■ Stated task
From the entries provided below, copy each line that contains the word "name".

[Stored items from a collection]
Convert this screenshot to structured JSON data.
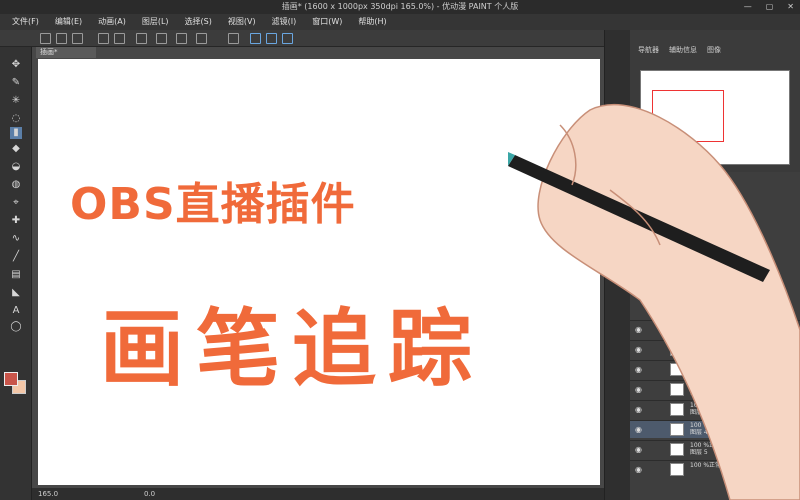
{
  "window": {
    "title": "插画* (1600 x 1000px 350dpi 165.0%)  - 优动漫 PAINT 个人版",
    "controls": [
      "—",
      "▢",
      "✕"
    ]
  },
  "menu": [
    "文件(F)",
    "编辑(E)",
    "动画(A)",
    "图层(L)",
    "选择(S)",
    "视图(V)",
    "滤镜(I)",
    "窗口(W)",
    "帮助(H)"
  ],
  "document": {
    "tab_label": "插画*"
  },
  "canvas": {
    "headline1": "OBS直播插件",
    "headline2": "画笔追踪",
    "accent": "#f06a3a"
  },
  "status": {
    "zoom": "165.0",
    "angle": "0.0"
  },
  "navigator": {
    "tabs": [
      "导航器",
      "辅助信息",
      "图像"
    ]
  },
  "layers": [
    {
      "opacity": "100 %正常",
      "name": ""
    },
    {
      "opacity": "100 %正常",
      "name": "无名"
    },
    {
      "opacity": "100 %正常",
      "name": "小辫插"
    },
    {
      "opacity": "100 %正常",
      "name": "阴影"
    },
    {
      "opacity": "100 %正常",
      "name": "图层 7"
    },
    {
      "opacity": "100 %正常",
      "name": "图层 4"
    },
    {
      "opacity": "100 %正常",
      "name": "图层 5"
    },
    {
      "opacity": "100 %正常",
      "name": ""
    }
  ],
  "tools": [
    "move-icon",
    "pen-icon",
    "sparkle-icon",
    "lasso-icon",
    "eraser-icon",
    "fill-icon",
    "blend-icon",
    "dropper-icon",
    "plus-icon",
    "curve-icon",
    "pen2-icon",
    "gradient-icon",
    "figure-icon",
    "text-icon",
    "speech-icon"
  ],
  "colors": {
    "main": "#c9554a",
    "sub": "#f3c7a8"
  }
}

■ Response
      "name": ""
      "name": "无名"
      "name": "小辫插"
      "name": "阴影"
      "name": "图层 7"
      "name": "图层 4"
      "name": "图层 5"
      "name": ""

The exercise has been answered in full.